WHAT THIS TASK INVOLVES: All lines featuring the string "everything" are to be listed.

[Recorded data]
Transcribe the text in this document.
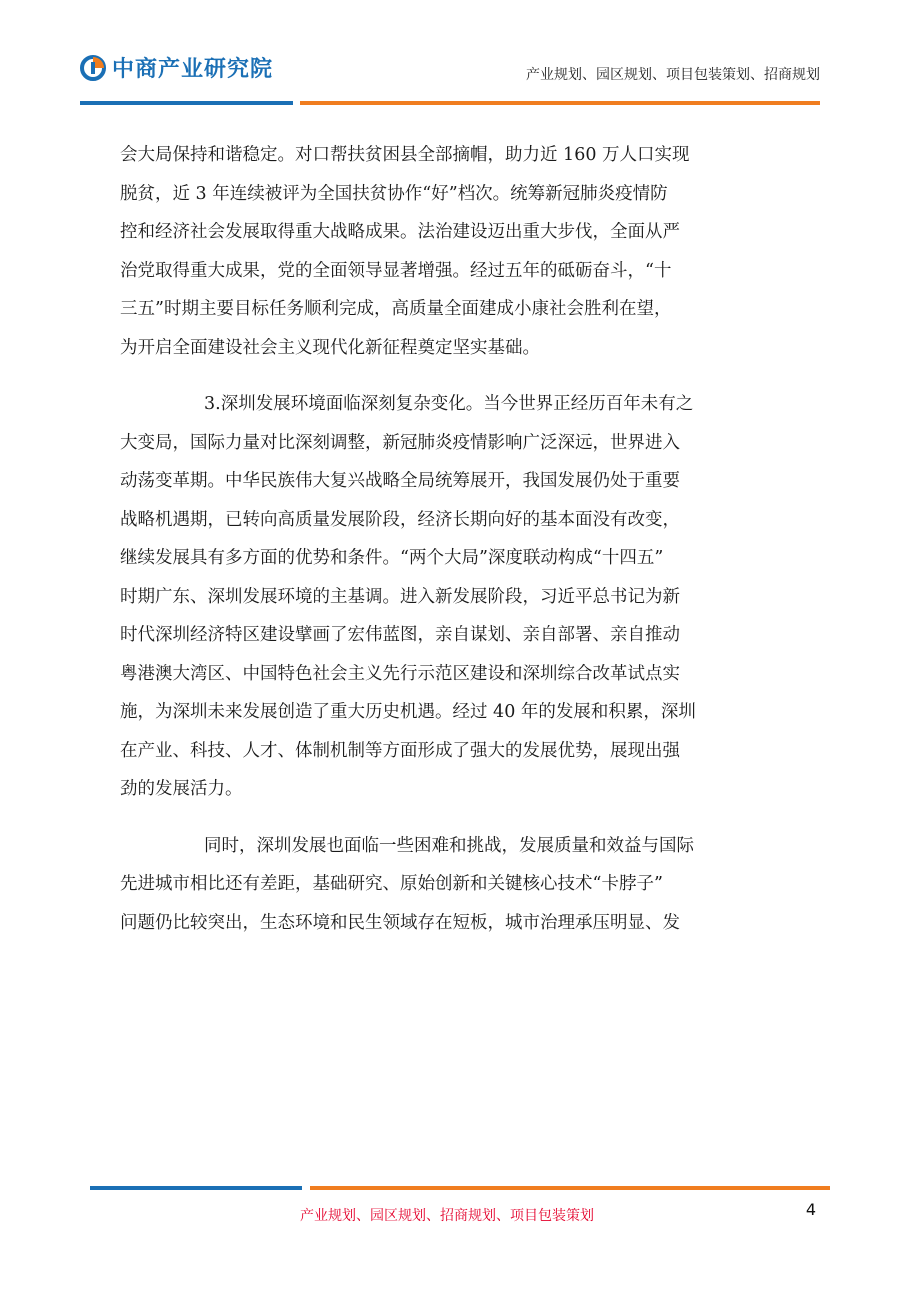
中商产业研究院	产业规划、园区规划、项目包装策划、招商规划

会大局保持和谐稳定。对口帮扶贫困县全部摘帽，助力近 160 万人口实现
脱贫，近 3 年连续被评为全国扶贫协作“好”档次。统筹新冠肺炎疫情防
控和经济社会发展取得重大战略成果。法治建设迈出重大步伐，全面从严
治党取得重大成果，党的全面领导显著增强。经过五年的砥砺奋斗，“十
三五”时期主要目标任务顺利完成，高质量全面建成小康社会胜利在望，
为开启全面建设社会主义现代化新征程奠定坚实基础。

3.深圳发展环境面临深刻复杂变化。当今世界正经历百年未有之
大变局，国际力量对比深刻调整，新冠肺炎疫情影响广泛深远，世界进入
动荡变革期。中华民族伟大复兴战略全局统筹展开，我国发展仍处于重要
战略机遇期，已转向高质量发展阶段，经济长期向好的基本面没有改变，
继续发展具有多方面的优势和条件。“两个大局”深度联动构成“十四五”
时期广东、深圳发展环境的主基调。进入新发展阶段，习近平总书记为新
时代深圳经济特区建设擘画了宏伟蓝图，亲自谋划、亲自部署、亲自推动
粤港澳大湾区、中国特色社会主义先行示范区建设和深圳综合改革试点实
施，为深圳未来发展创造了重大历史机遇。经过 40 年的发展和积累，深圳
在产业、科技、人才、体制机制等方面形成了强大的发展优势，展现出强
劲的发展活力。

同时，深圳发展也面临一些困难和挑战，发展质量和效益与国际
先进城市相比还有差距，基础研究、原始创新和关键核心技术“卡脖子”
问题仍比较突出，生态环境和民生领域存在短板，城市治理承压明显、发

产业规划、园区规划、招商规划、项目包装策划	4
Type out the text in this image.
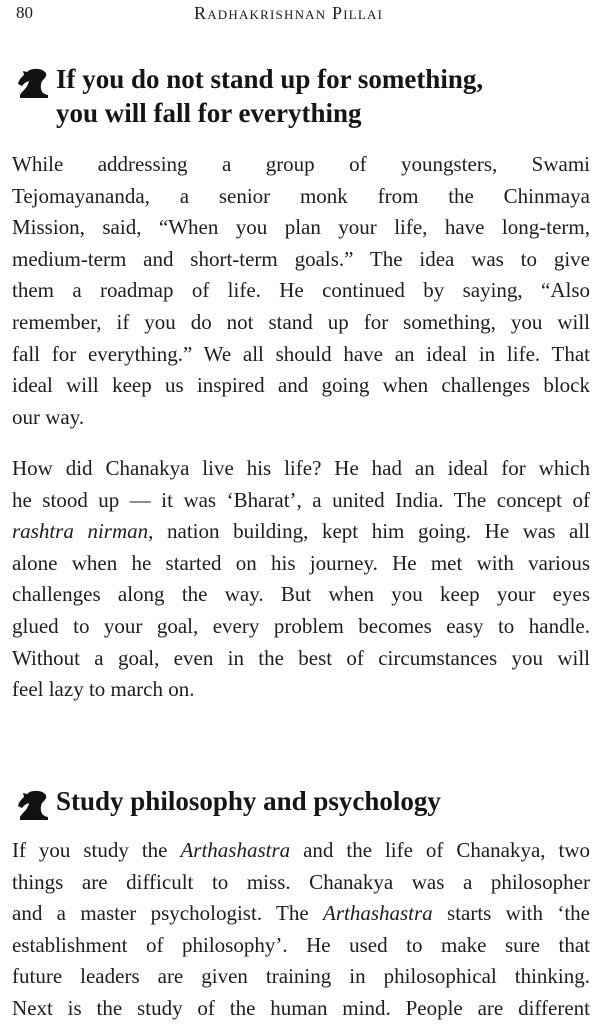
80	Radhakrishnan Pillai
If you do not stand up for something,
you will fall for everything
While addressing a group of youngsters, Swami
Tejomayananda, a senior monk from the Chinmaya
Mission, said, “When you plan your life, have long-term,
medium-term and short-term goals.” The idea was to give
them a roadmap of life. He continued by saying, “Also
remember, if you do not stand up for something, you will
fall for everything.” We all should have an ideal in life. That
ideal will keep us inspired and going when challenges block
our way.
How did Chanakya live his life? He had an ideal for which
he stood up — it was ‘Bharat’, a united India. The concept of
rashtra nirman, nation building, kept him going. He was all
alone when he started on his journey. He met with various
challenges along the way. But when you keep your eyes
glued to your goal, every problem becomes easy to handle.
Without a goal, even in the best of circumstances you will
feel lazy to march on.
Study philosophy and psychology
If you study the Arthashastra and the life of Chanakya, two
things are difficult to miss. Chanakya was a philosopher
and a master psychologist. The Arthashastra starts with ‘the
establishment of philosophy’. He used to make sure that
future leaders are given training in philosophical thinking.
Next is the study of the human mind. People are different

COMPLETE ANSWER:
you will fall for everything
fall for everything.” We all should have an ideal in life. That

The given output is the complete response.